***** TASK MATERIAL

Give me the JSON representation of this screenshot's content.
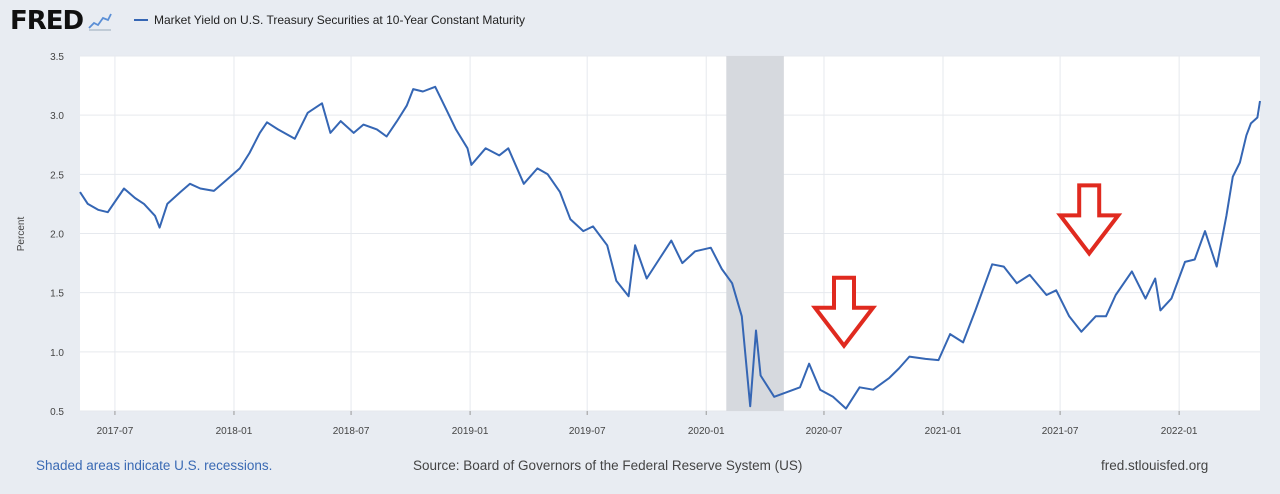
{
  "header": {
    "logo_text": "FRED",
    "legend_label": "Market Yield on U.S. Treasury Securities at 10-Year Constant Maturity",
    "series_color": "#3566b4"
  },
  "footer": {
    "recession_note": "Shaded areas indicate U.S. recessions.",
    "source": "Source: Board of Governors of the Federal Reserve System (US)",
    "site": "fred.stlouisfed.org"
  },
  "chart_data": {
    "type": "line",
    "title": "",
    "xlabel": "",
    "ylabel": "Percent",
    "ylim": [
      0.5,
      3.5
    ],
    "yticks": [
      "0.5",
      "1.0",
      "1.5",
      "2.0",
      "2.5",
      "3.0",
      "3.5"
    ],
    "xticks": [
      "2017-07",
      "2018-01",
      "2018-07",
      "2019-01",
      "2019-07",
      "2020-01",
      "2020-07",
      "2021-01",
      "2021-07",
      "2022-01"
    ],
    "xlim": [
      "2017-05-08",
      "2022-05-06"
    ],
    "grid": true,
    "recession_shading": [
      {
        "start": "2020-02-01",
        "end": "2020-04-30"
      }
    ],
    "annotations": [
      {
        "type": "down-arrow",
        "x": "2020-08-01",
        "color": "#e02a1f"
      },
      {
        "type": "down-arrow",
        "x": "2021-08-15",
        "color": "#e02a1f"
      }
    ],
    "series": [
      {
        "name": "Market Yield on U.S. Treasury Securities at 10-Year Constant Maturity",
        "color": "#3566b4",
        "points": [
          [
            "2017-05-08",
            2.35
          ],
          [
            "2017-05-20",
            2.25
          ],
          [
            "2017-06-05",
            2.2
          ],
          [
            "2017-06-20",
            2.18
          ],
          [
            "2017-07-05",
            2.3
          ],
          [
            "2017-07-15",
            2.38
          ],
          [
            "2017-08-01",
            2.3
          ],
          [
            "2017-08-15",
            2.25
          ],
          [
            "2017-09-01",
            2.15
          ],
          [
            "2017-09-08",
            2.05
          ],
          [
            "2017-09-20",
            2.25
          ],
          [
            "2017-10-10",
            2.35
          ],
          [
            "2017-10-25",
            2.42
          ],
          [
            "2017-11-10",
            2.38
          ],
          [
            "2017-12-01",
            2.36
          ],
          [
            "2017-12-20",
            2.45
          ],
          [
            "2018-01-10",
            2.55
          ],
          [
            "2018-01-25",
            2.68
          ],
          [
            "2018-02-10",
            2.85
          ],
          [
            "2018-02-21",
            2.94
          ],
          [
            "2018-03-10",
            2.88
          ],
          [
            "2018-04-05",
            2.8
          ],
          [
            "2018-04-25",
            3.02
          ],
          [
            "2018-05-17",
            3.1
          ],
          [
            "2018-05-30",
            2.85
          ],
          [
            "2018-06-15",
            2.95
          ],
          [
            "2018-07-05",
            2.85
          ],
          [
            "2018-07-20",
            2.92
          ],
          [
            "2018-08-10",
            2.88
          ],
          [
            "2018-08-25",
            2.82
          ],
          [
            "2018-09-10",
            2.95
          ],
          [
            "2018-09-25",
            3.08
          ],
          [
            "2018-10-05",
            3.22
          ],
          [
            "2018-10-20",
            3.2
          ],
          [
            "2018-11-08",
            3.24
          ],
          [
            "2018-11-25",
            3.05
          ],
          [
            "2018-12-10",
            2.88
          ],
          [
            "2018-12-28",
            2.72
          ],
          [
            "2019-01-03",
            2.58
          ],
          [
            "2019-01-25",
            2.72
          ],
          [
            "2019-02-15",
            2.66
          ],
          [
            "2019-03-01",
            2.72
          ],
          [
            "2019-03-25",
            2.42
          ],
          [
            "2019-04-15",
            2.55
          ],
          [
            "2019-05-01",
            2.5
          ],
          [
            "2019-05-20",
            2.35
          ],
          [
            "2019-06-05",
            2.12
          ],
          [
            "2019-06-25",
            2.02
          ],
          [
            "2019-07-10",
            2.06
          ],
          [
            "2019-08-01",
            1.9
          ],
          [
            "2019-08-15",
            1.6
          ],
          [
            "2019-09-03",
            1.47
          ],
          [
            "2019-09-13",
            1.9
          ],
          [
            "2019-10-01",
            1.62
          ],
          [
            "2019-10-20",
            1.78
          ],
          [
            "2019-11-08",
            1.94
          ],
          [
            "2019-11-25",
            1.75
          ],
          [
            "2019-12-15",
            1.85
          ],
          [
            "2020-01-08",
            1.88
          ],
          [
            "2020-01-25",
            1.7
          ],
          [
            "2020-02-10",
            1.58
          ],
          [
            "2020-02-25",
            1.3
          ],
          [
            "2020-03-09",
            0.54
          ],
          [
            "2020-03-18",
            1.18
          ],
          [
            "2020-03-25",
            0.8
          ],
          [
            "2020-04-15",
            0.62
          ],
          [
            "2020-05-05",
            0.66
          ],
          [
            "2020-05-25",
            0.7
          ],
          [
            "2020-06-08",
            0.9
          ],
          [
            "2020-06-25",
            0.68
          ],
          [
            "2020-07-15",
            0.62
          ],
          [
            "2020-08-04",
            0.52
          ],
          [
            "2020-08-25",
            0.7
          ],
          [
            "2020-09-15",
            0.68
          ],
          [
            "2020-10-10",
            0.78
          ],
          [
            "2020-10-25",
            0.86
          ],
          [
            "2020-11-10",
            0.96
          ],
          [
            "2020-12-05",
            0.94
          ],
          [
            "2020-12-25",
            0.93
          ],
          [
            "2021-01-12",
            1.15
          ],
          [
            "2021-02-01",
            1.08
          ],
          [
            "2021-02-20",
            1.35
          ],
          [
            "2021-03-18",
            1.74
          ],
          [
            "2021-04-05",
            1.72
          ],
          [
            "2021-04-25",
            1.58
          ],
          [
            "2021-05-15",
            1.65
          ],
          [
            "2021-06-10",
            1.48
          ],
          [
            "2021-06-25",
            1.52
          ],
          [
            "2021-07-15",
            1.3
          ],
          [
            "2021-08-03",
            1.17
          ],
          [
            "2021-08-25",
            1.3
          ],
          [
            "2021-09-10",
            1.3
          ],
          [
            "2021-09-25",
            1.48
          ],
          [
            "2021-10-20",
            1.68
          ],
          [
            "2021-11-10",
            1.45
          ],
          [
            "2021-11-25",
            1.62
          ],
          [
            "2021-12-03",
            1.35
          ],
          [
            "2021-12-20",
            1.45
          ],
          [
            "2022-01-10",
            1.76
          ],
          [
            "2022-01-25",
            1.78
          ],
          [
            "2022-02-10",
            2.02
          ],
          [
            "2022-02-28",
            1.72
          ],
          [
            "2022-03-15",
            2.15
          ],
          [
            "2022-03-25",
            2.48
          ],
          [
            "2022-04-05",
            2.6
          ],
          [
            "2022-04-15",
            2.83
          ],
          [
            "2022-04-22",
            2.93
          ],
          [
            "2022-05-02",
            2.98
          ],
          [
            "2022-05-06",
            3.12
          ]
        ]
      }
    ]
  }
}
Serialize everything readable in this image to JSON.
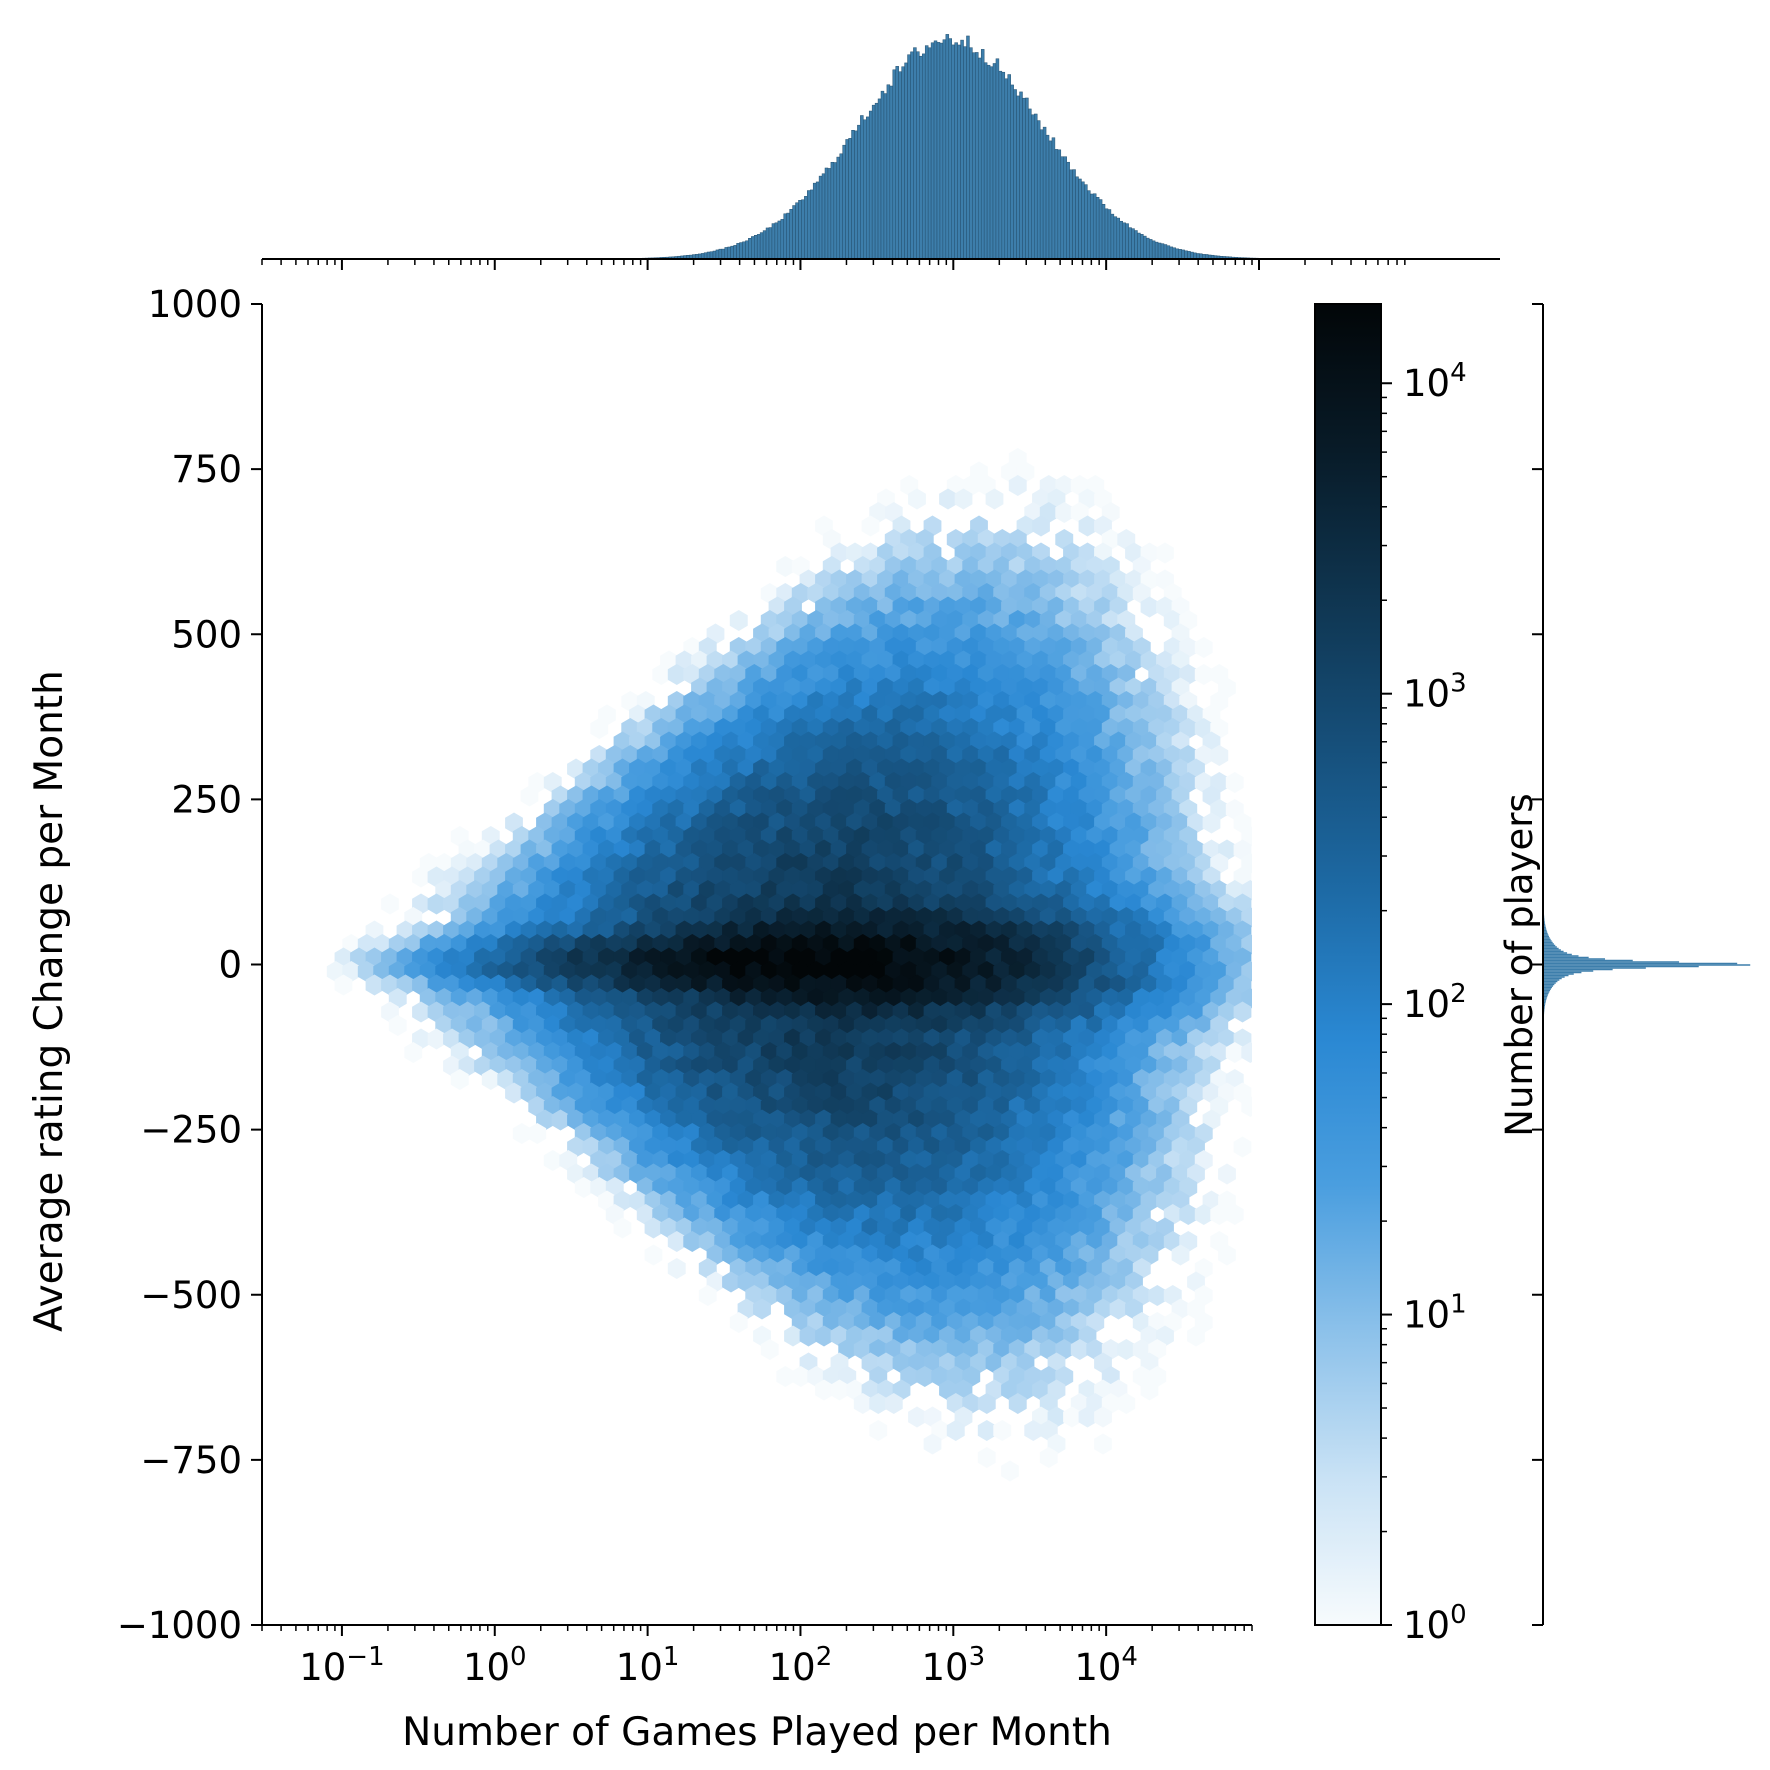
{
  "chart_data": {
    "type": "heatmap",
    "subtype": "hexbin jointplot with marginal histograms",
    "xlabel": "Number of Games Played per Month",
    "ylabel": "Average rating  Change per Month",
    "x_scale": "log",
    "xlim": [
      0.03,
      90000
    ],
    "ylim": [
      -1000,
      1000
    ],
    "x_ticks": [
      {
        "value": 0.1,
        "label": "10",
        "exp": "−1"
      },
      {
        "value": 1,
        "label": "10",
        "exp": "0"
      },
      {
        "value": 10,
        "label": "10",
        "exp": "1"
      },
      {
        "value": 100,
        "label": "10",
        "exp": "2"
      },
      {
        "value": 1000,
        "label": "10",
        "exp": "3"
      },
      {
        "value": 10000,
        "label": "10",
        "exp": "4"
      }
    ],
    "y_ticks": [
      {
        "value": 1000,
        "label": "1000"
      },
      {
        "value": 750,
        "label": "750"
      },
      {
        "value": 500,
        "label": "500"
      },
      {
        "value": 250,
        "label": "250"
      },
      {
        "value": 0,
        "label": "0"
      },
      {
        "value": -250,
        "label": "−250"
      },
      {
        "value": -500,
        "label": "−500"
      },
      {
        "value": -750,
        "label": "−750"
      },
      {
        "value": -1000,
        "label": "−1000"
      }
    ],
    "colorbar": {
      "label": "Number of players",
      "scale": "log",
      "range": [
        1,
        18000
      ],
      "ticks": [
        {
          "value": 1,
          "label": "10",
          "exp": "0"
        },
        {
          "value": 10,
          "label": "10",
          "exp": "1"
        },
        {
          "value": 100,
          "label": "10",
          "exp": "2"
        },
        {
          "value": 1000,
          "label": "10",
          "exp": "3"
        },
        {
          "value": 10000,
          "label": "10",
          "exp": "4"
        }
      ],
      "colors": [
        "#f7fbfd",
        "#c9e2f5",
        "#8cc1ea",
        "#4a9edf",
        "#2a88d3",
        "#1d6aa5",
        "#164f7a",
        "#0f3550",
        "#081b28",
        "#020608"
      ]
    },
    "density": {
      "center_log10x": 2.1,
      "sigma_log10x": 0.72,
      "peak_count": 18000,
      "y_spread_core": 22,
      "y_spread_wide": 130,
      "wide_fraction": 0.12
    },
    "top_marginal": {
      "description": "histogram of games per month (log x)",
      "peak_log10x": 2.98,
      "sigma_log10x": 0.6,
      "color": "#3d7eab"
    },
    "right_marginal": {
      "description": "histogram of rating change",
      "peak_y": 0,
      "color": "#3d7eab"
    },
    "colors": {
      "bar_fill": "#3d7eab",
      "bar_edge": "#24506f"
    }
  }
}
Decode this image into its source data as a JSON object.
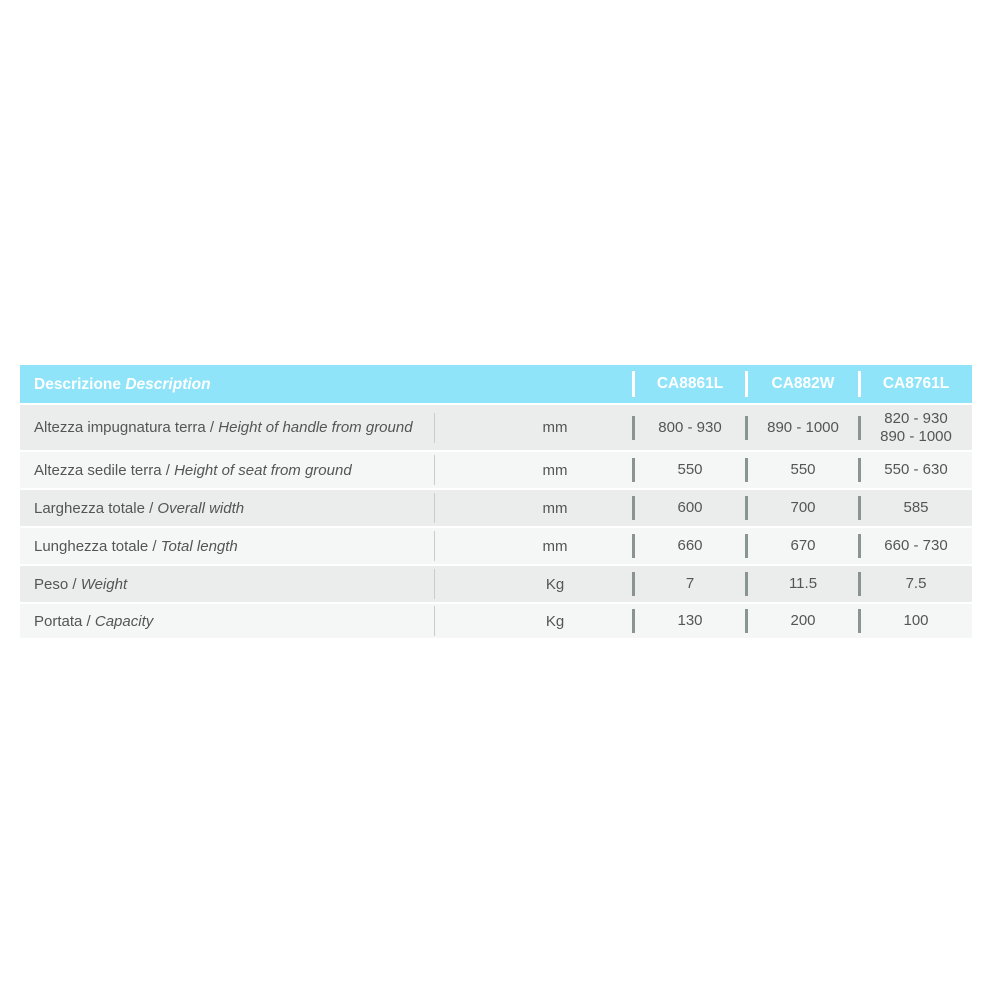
{
  "header": {
    "desc_label": "Descrizione",
    "desc_label_en": "Description",
    "models": [
      "CA8861L",
      "CA882W",
      "CA8761L"
    ]
  },
  "rows": [
    {
      "it": "Altezza impugnatura terra / ",
      "en": "Height of handle from ground",
      "unit": "mm",
      "values": [
        "800 - 930",
        "890 - 1000",
        "820 - 930\n890 - 1000"
      ]
    },
    {
      "it": "Altezza sedile terra / ",
      "en": "Height of seat from ground",
      "unit": "mm",
      "values": [
        "550",
        "550",
        "550 - 630"
      ]
    },
    {
      "it": "Larghezza totale / ",
      "en": "Overall width",
      "unit": "mm",
      "values": [
        "600",
        "700",
        "585"
      ]
    },
    {
      "it": "Lunghezza totale / ",
      "en": "Total length",
      "unit": "mm",
      "values": [
        "660",
        "670",
        "660 - 730"
      ]
    },
    {
      "it": "Peso / ",
      "en": "Weight",
      "unit": "Kg",
      "values": [
        "7",
        "11.5",
        "7.5"
      ]
    },
    {
      "it": "Portata / ",
      "en": "Capacity",
      "unit": "Kg",
      "values": [
        "130",
        "200",
        "100"
      ]
    }
  ]
}
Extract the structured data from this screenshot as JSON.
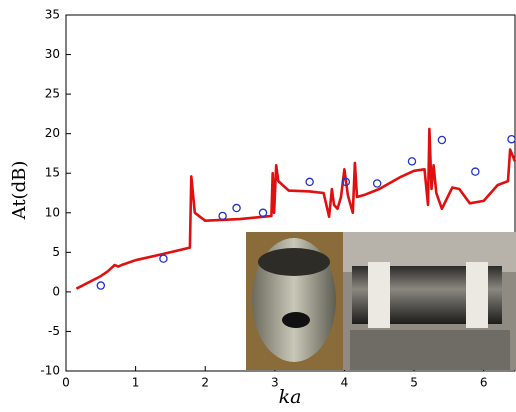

**********

• _CHALLENGE_
Find the string "terra" in the listing and return every line that holds it.

• _ANSWER TO THE PROBLEM_
      "it": "Altezza impugnatura terra / ",
      "it": "Altezza sedile terra / ",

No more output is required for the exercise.